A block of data
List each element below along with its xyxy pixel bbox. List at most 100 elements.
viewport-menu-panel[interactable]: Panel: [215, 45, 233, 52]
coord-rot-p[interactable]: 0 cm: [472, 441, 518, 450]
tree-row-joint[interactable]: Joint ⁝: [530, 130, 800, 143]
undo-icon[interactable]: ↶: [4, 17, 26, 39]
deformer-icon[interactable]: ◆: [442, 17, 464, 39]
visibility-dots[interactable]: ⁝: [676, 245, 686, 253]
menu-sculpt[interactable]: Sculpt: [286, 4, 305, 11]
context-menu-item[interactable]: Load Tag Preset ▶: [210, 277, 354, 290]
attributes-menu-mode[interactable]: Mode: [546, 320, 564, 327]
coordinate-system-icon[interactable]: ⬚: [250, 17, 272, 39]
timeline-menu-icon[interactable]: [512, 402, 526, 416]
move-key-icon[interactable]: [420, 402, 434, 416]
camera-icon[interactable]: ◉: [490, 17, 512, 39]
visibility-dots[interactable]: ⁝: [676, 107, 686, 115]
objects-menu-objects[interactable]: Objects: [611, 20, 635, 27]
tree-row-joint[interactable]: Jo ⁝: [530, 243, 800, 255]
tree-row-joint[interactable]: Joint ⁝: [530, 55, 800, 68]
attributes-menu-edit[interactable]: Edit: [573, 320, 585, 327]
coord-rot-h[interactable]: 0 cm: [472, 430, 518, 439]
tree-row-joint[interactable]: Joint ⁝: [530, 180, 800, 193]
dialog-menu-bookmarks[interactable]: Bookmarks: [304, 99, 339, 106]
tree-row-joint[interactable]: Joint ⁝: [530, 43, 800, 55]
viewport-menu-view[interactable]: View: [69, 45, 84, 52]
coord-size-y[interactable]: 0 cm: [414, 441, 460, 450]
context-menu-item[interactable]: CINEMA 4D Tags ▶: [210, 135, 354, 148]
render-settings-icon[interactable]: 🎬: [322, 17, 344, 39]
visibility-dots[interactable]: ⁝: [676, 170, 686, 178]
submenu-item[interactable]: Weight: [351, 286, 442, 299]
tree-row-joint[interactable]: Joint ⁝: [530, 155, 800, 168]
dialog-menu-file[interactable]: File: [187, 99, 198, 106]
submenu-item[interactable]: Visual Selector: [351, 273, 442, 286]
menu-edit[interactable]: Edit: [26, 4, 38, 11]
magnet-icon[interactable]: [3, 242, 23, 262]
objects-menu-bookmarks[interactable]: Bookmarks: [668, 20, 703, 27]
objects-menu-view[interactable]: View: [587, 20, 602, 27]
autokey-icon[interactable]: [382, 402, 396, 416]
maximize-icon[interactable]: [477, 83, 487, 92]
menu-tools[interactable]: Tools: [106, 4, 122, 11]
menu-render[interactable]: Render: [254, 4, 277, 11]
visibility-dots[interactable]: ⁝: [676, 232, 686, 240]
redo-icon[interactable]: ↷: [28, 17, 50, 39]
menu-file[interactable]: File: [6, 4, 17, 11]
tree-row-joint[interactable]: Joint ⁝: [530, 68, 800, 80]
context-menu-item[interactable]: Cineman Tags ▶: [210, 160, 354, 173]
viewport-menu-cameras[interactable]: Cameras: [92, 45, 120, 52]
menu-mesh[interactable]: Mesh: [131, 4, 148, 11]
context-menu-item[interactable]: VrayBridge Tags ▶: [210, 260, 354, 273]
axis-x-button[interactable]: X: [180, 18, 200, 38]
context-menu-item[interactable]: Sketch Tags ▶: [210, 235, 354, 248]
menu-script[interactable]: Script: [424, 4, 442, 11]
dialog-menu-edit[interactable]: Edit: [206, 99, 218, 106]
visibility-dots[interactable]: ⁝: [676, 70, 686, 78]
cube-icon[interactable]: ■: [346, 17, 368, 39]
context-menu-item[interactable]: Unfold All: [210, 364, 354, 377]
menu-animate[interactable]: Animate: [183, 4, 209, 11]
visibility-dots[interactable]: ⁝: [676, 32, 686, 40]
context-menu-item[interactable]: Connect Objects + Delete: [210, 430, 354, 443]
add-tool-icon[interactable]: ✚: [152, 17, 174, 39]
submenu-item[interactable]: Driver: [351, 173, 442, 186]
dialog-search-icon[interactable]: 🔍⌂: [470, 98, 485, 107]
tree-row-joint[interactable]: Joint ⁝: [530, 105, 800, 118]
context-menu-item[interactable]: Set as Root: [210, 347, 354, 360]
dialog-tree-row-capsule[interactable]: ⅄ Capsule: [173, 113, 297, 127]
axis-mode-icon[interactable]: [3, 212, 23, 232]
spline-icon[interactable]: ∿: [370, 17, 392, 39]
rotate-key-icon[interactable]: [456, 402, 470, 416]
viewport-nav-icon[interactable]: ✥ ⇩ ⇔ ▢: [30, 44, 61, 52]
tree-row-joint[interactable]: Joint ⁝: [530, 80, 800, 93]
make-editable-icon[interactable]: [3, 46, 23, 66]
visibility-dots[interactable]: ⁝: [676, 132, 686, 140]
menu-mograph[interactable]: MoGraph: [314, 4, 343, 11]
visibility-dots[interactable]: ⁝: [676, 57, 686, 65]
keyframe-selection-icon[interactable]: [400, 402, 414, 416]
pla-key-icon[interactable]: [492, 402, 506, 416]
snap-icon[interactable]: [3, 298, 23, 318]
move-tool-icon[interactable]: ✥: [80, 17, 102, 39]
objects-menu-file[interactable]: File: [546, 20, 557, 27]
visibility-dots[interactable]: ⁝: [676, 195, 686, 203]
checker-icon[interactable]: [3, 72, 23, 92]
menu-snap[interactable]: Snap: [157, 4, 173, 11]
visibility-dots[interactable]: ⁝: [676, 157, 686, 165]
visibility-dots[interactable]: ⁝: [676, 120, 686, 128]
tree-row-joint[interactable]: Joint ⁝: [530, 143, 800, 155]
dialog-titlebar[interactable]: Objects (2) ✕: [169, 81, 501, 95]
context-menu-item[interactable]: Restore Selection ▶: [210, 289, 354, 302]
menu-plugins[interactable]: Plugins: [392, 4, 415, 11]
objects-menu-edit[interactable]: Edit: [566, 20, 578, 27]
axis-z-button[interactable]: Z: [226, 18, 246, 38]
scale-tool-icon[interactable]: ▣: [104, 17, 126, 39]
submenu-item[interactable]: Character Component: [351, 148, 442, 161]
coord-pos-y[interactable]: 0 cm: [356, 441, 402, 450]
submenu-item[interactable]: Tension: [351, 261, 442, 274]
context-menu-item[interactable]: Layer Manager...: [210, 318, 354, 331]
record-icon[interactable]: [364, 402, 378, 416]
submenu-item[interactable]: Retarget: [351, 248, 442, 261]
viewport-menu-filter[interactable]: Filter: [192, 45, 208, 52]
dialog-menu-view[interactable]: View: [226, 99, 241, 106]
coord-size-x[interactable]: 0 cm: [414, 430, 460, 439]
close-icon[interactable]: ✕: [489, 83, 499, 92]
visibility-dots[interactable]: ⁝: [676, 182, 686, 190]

WHAT IS REQUIRED ▸ Retype every one of the records above line by line, with no changes.

OUTPUT OF THE EXERCISE ▸
List each element below along with its xyxy pixel bbox. List at most 100 elements.
viewport-menu-panel[interactable]: Panel: [215, 45, 233, 52]
coord-rot-p[interactable]: 0 cm: [472, 441, 518, 450]
tree-row-joint[interactable]: Joint ⁝: [530, 130, 800, 143]
undo-icon[interactable]: ↶: [4, 17, 26, 39]
deformer-icon[interactable]: ◆: [442, 17, 464, 39]
visibility-dots[interactable]: ⁝: [676, 245, 686, 253]
menu-sculpt[interactable]: Sculpt: [286, 4, 305, 11]
context-menu-item[interactable]: Load Tag Preset ▶: [210, 277, 354, 290]
attributes-menu-mode[interactable]: Mode: [546, 320, 564, 327]
coordinate-system-icon[interactable]: ⬚: [250, 17, 272, 39]
timeline-menu-icon[interactable]: [512, 402, 526, 416]
move-key-icon[interactable]: [420, 402, 434, 416]
camera-icon[interactable]: ◉: [490, 17, 512, 39]
visibility-dots[interactable]: ⁝: [676, 107, 686, 115]
objects-menu-objects[interactable]: Objects: [611, 20, 635, 27]
tree-row-joint[interactable]: Jo ⁝: [530, 243, 800, 255]
tree-row-joint[interactable]: Joint ⁝: [530, 55, 800, 68]
attributes-menu-edit[interactable]: Edit: [573, 320, 585, 327]
coord-rot-h[interactable]: 0 cm: [472, 430, 518, 439]
tree-row-joint[interactable]: Joint ⁝: [530, 180, 800, 193]
dialog-menu-bookmarks[interactable]: Bookmarks: [304, 99, 339, 106]
tree-row-joint[interactable]: Joint ⁝: [530, 43, 800, 55]
viewport-menu-view[interactable]: View: [69, 45, 84, 52]
coord-size-y[interactable]: 0 cm: [414, 441, 460, 450]
context-menu-item[interactable]: CINEMA 4D Tags ▶: [210, 135, 354, 148]
render-settings-icon[interactable]: 🎬: [322, 17, 344, 39]
visibility-dots[interactable]: ⁝: [676, 170, 686, 178]
submenu-item[interactable]: Weight: [351, 286, 442, 299]
tree-row-joint[interactable]: Joint ⁝: [530, 155, 800, 168]
dialog-menu-file[interactable]: File: [187, 99, 198, 106]
submenu-item[interactable]: Visual Selector: [351, 273, 442, 286]
menu-edit[interactable]: Edit: [26, 4, 38, 11]
magnet-icon[interactable]: [3, 242, 23, 262]
objects-menu-bookmarks[interactable]: Bookmarks: [668, 20, 703, 27]
objects-menu-view[interactable]: View: [587, 20, 602, 27]
autokey-icon[interactable]: [382, 402, 396, 416]
maximize-icon[interactable]: [477, 83, 487, 92]
menu-tools[interactable]: Tools: [106, 4, 122, 11]
menu-render[interactable]: Render: [254, 4, 277, 11]
visibility-dots[interactable]: ⁝: [676, 232, 686, 240]
redo-icon[interactable]: ↷: [28, 17, 50, 39]
menu-file[interactable]: File: [6, 4, 17, 11]
tree-row-joint[interactable]: Joint ⁝: [530, 68, 800, 80]
context-menu-item[interactable]: Cineman Tags ▶: [210, 160, 354, 173]
viewport-menu-cameras[interactable]: Cameras: [92, 45, 120, 52]
menu-mesh[interactable]: Mesh: [131, 4, 148, 11]
context-menu-item[interactable]: VrayBridge Tags ▶: [210, 260, 354, 273]
axis-x-button[interactable]: X: [180, 18, 200, 38]
context-menu-item[interactable]: Sketch Tags ▶: [210, 235, 354, 248]
menu-script[interactable]: Script: [424, 4, 442, 11]
dialog-menu-edit[interactable]: Edit: [206, 99, 218, 106]
visibility-dots[interactable]: ⁝: [676, 70, 686, 78]
cube-icon[interactable]: ■: [346, 17, 368, 39]
context-menu-item[interactable]: Unfold All: [210, 364, 354, 377]
menu-animate[interactable]: Animate: [183, 4, 209, 11]
visibility-dots[interactable]: ⁝: [676, 32, 686, 40]
context-menu-item[interactable]: Connect Objects + Delete: [210, 430, 354, 443]
add-tool-icon[interactable]: ✚: [152, 17, 174, 39]
submenu-item[interactable]: Driver: [351, 173, 442, 186]
dialog-search-icon[interactable]: 🔍⌂: [470, 98, 485, 107]
tree-row-joint[interactable]: Joint ⁝: [530, 105, 800, 118]
context-menu-item[interactable]: Set as Root: [210, 347, 354, 360]
dialog-tree-row-capsule[interactable]: ⅄ Capsule: [173, 113, 297, 127]
axis-mode-icon[interactable]: [3, 212, 23, 232]
spline-icon[interactable]: ∿: [370, 17, 392, 39]
rotate-key-icon[interactable]: [456, 402, 470, 416]
viewport-nav-icon[interactable]: ✥ ⇩ ⇔ ▢: [30, 44, 61, 52]
tree-row-joint[interactable]: Joint ⁝: [530, 80, 800, 93]
make-editable-icon[interactable]: [3, 46, 23, 66]
visibility-dots[interactable]: ⁝: [676, 132, 686, 140]
menu-mograph[interactable]: MoGraph: [314, 4, 343, 11]
visibility-dots[interactable]: ⁝: [676, 57, 686, 65]
keyframe-selection-icon[interactable]: [400, 402, 414, 416]
pla-key-icon[interactable]: [492, 402, 506, 416]
snap-icon[interactable]: [3, 298, 23, 318]
move-tool-icon[interactable]: ✥: [80, 17, 102, 39]
objects-menu-file[interactable]: File: [546, 20, 557, 27]
visibility-dots[interactable]: ⁝: [676, 195, 686, 203]
checker-icon[interactable]: [3, 72, 23, 92]
menu-snap[interactable]: Snap: [157, 4, 173, 11]
visibility-dots[interactable]: ⁝: [676, 157, 686, 165]
visibility-dots[interactable]: ⁝: [676, 120, 686, 128]
tree-row-joint[interactable]: Joint ⁝: [530, 143, 800, 155]
dialog-titlebar[interactable]: Objects (2) ✕: [169, 81, 501, 95]
context-menu-item[interactable]: Restore Selection ▶: [210, 289, 354, 302]
menu-plugins[interactable]: Plugins: [392, 4, 415, 11]
objects-menu-edit[interactable]: Edit: [566, 20, 578, 27]
axis-z-button[interactable]: Z: [226, 18, 246, 38]
scale-tool-icon[interactable]: ▣: [104, 17, 126, 39]
submenu-item[interactable]: Character Component: [351, 148, 442, 161]
coord-pos-y[interactable]: 0 cm: [356, 441, 402, 450]
submenu-item[interactable]: Tension: [351, 261, 442, 274]
context-menu-item[interactable]: Layer Manager...: [210, 318, 354, 331]
record-icon[interactable]: [364, 402, 378, 416]
submenu-item[interactable]: Retarget: [351, 248, 442, 261]
viewport-menu-filter[interactable]: Filter: [192, 45, 208, 52]
dialog-menu-view[interactable]: View: [226, 99, 241, 106]
coord-size-x[interactable]: 0 cm: [414, 430, 460, 439]
close-icon[interactable]: ✕: [489, 83, 499, 92]
visibility-dots[interactable]: ⁝: [676, 182, 686, 190]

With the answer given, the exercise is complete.